**Raw records**:
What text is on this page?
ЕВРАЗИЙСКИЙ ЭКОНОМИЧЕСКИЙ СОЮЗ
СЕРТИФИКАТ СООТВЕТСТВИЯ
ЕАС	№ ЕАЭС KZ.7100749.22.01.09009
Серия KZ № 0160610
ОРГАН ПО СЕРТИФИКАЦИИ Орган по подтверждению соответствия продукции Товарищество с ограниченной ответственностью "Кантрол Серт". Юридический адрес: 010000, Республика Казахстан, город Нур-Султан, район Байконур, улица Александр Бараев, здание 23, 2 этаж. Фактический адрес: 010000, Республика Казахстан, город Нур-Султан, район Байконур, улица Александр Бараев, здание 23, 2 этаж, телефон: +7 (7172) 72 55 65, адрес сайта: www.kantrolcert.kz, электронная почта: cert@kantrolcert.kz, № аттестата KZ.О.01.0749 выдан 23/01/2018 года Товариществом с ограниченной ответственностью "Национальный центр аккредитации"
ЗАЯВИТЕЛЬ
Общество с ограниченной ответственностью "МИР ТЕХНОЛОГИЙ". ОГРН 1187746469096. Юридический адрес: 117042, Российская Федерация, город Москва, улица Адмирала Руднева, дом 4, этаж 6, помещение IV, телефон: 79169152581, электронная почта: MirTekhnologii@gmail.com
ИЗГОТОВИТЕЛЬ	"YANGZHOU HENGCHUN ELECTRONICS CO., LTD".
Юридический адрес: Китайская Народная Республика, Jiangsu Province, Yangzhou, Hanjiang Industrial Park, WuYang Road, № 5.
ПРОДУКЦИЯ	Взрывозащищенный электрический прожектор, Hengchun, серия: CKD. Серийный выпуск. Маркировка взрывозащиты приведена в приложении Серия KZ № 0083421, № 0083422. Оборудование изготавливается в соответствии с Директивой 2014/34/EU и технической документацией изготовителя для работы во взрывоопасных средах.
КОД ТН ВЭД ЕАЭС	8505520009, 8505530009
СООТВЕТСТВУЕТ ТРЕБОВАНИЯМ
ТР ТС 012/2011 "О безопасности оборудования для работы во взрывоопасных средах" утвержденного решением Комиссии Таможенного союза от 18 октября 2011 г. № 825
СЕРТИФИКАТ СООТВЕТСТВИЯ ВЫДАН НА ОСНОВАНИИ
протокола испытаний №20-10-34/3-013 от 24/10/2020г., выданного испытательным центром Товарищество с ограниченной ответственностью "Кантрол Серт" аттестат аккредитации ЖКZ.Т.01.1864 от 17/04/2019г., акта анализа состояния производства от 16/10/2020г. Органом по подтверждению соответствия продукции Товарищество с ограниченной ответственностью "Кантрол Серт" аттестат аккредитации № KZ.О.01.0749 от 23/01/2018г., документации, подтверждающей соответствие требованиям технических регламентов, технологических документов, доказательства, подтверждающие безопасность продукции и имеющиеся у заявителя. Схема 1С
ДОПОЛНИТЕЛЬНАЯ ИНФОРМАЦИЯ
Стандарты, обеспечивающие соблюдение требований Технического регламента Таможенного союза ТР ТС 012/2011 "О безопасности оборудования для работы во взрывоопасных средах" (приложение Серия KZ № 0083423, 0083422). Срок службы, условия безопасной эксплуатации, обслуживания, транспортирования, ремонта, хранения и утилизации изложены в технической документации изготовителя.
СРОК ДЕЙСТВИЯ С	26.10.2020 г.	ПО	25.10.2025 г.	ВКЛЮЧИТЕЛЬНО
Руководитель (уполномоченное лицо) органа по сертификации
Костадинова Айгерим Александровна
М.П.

**Your objective**:
Return all of the data exactly as it reads.

**Response to the task**:
What text is on this page?
ЕВРАЗИЙСКИЙ ЭКОНОМИЧЕСКИЙ СОЮЗ
СЕРТИФИКАТ СООТВЕТСТВИЯ
ЕАС	№ ЕАЭС KZ.7100749.22.01.09009
Серия KZ № 0160610
ОРГАН ПО СЕРТИФИКАЦИИ Орган по подтверждению соответствия продукции Товарищество с ограниченной ответственностью "Кантрол Серт". Юридический адрес: 010000, Республика Казахстан, город Нур-Султан, район Байконур, улица Александр Бараев, здание 23, 2 этаж. Фактический адрес: 010000, Республика Казахстан, город Нур-Султан, район Байконур, улица Александр Бараев, здание 23, 2 этаж, телефон: +7 (7172) 72 55 65, адрес сайта: www.kantrolcert.kz, электронная почта: cert@kantrolcert.kz, № аттестата KZ.О.01.0749 выдан 23/01/2018 года Товариществом с ограниченной ответственностью "Национальный центр аккредитации"
ЗАЯВИТЕЛЬ
Общество с ограниченной ответственностью "МИР ТЕХНОЛОГИЙ". ОГРН 1187746469096. Юридический адрес: 117042, Российская Федерация, город Москва, улица Адмирала Руднева, дом 4, этаж 6, помещение IV, телефон: 79169152581, электронная почта: MirTekhnologii@gmail.com
ИЗГОТОВИТЕЛЬ	"YANGZHOU HENGCHUN ELECTRONICS CO., LTD".
Юридический адрес: Китайская Народная Республика, Jiangsu Province, Yangzhou, Hanjiang Industrial Park, WuYang Road, № 5.
ПРОДУКЦИЯ	Взрывозащищенный электрический прожектор, Hengchun, серия: CKD. Серийный выпуск. Маркировка взрывозащиты приведена в приложении Серия KZ № 0083421, № 0083422. Оборудование изготавливается в соответствии с Директивой 2014/34/EU и технической документацией изготовителя для работы во взрывоопасных средах.
КОД ТН ВЭД ЕАЭС	8505520009, 8505530009
СООТВЕТСТВУЕТ ТРЕБОВАНИЯМ
ТР ТС 012/2011 "О безопасности оборудования для работы во взрывоопасных средах" утвержденного решением Комиссии Таможенного союза от 18 октября 2011 г. № 825
СЕРТИФИКАТ СООТВЕТСТВИЯ ВЫДАН НА ОСНОВАНИИ
протокола испытаний №20-10-34/3-013 от 24/10/2020г., выданного испытательным центром Товарищество с ограниченной ответственностью "Кантрол Серт" аттестат аккредитации ЖКZ.Т.01.1864 от 17/04/2019г., акта анализа состояния производства от 16/10/2020г. Органом по подтверждению соответствия продукции Товарищество с ограниченной ответственностью "Кантрол Серт" аттестат аккредитации № KZ.О.01.0749 от 23/01/2018г., документации, подтверждающей соответствие требованиям технических регламентов, технологических документов, доказательства, подтверждающие безопасность продукции и имеющиеся у заявителя. Схема 1С
ДОПОЛНИТЕЛЬНАЯ ИНФОРМАЦИЯ
Стандарты, обеспечивающие соблюдение требований Технического регламента Таможенного союза ТР ТС 012/2011 "О безопасности оборудования для работы во взрывоопасных средах" (приложение Серия KZ № 0083423, 0083422). Срок службы, условия безопасной эксплуатации, обслуживания, транспортирования, ремонта, хранения и утилизации изложены в технической документации изготовителя.
СРОК ДЕЙСТВИЯ С	26.10.2020 г.	ПО	25.10.2025 г.	ВКЛЮЧИТЕЛЬНО
Руководитель (уполномоченное лицо) органа по сертификации
Костадинова Айгерим Александровна
М.П.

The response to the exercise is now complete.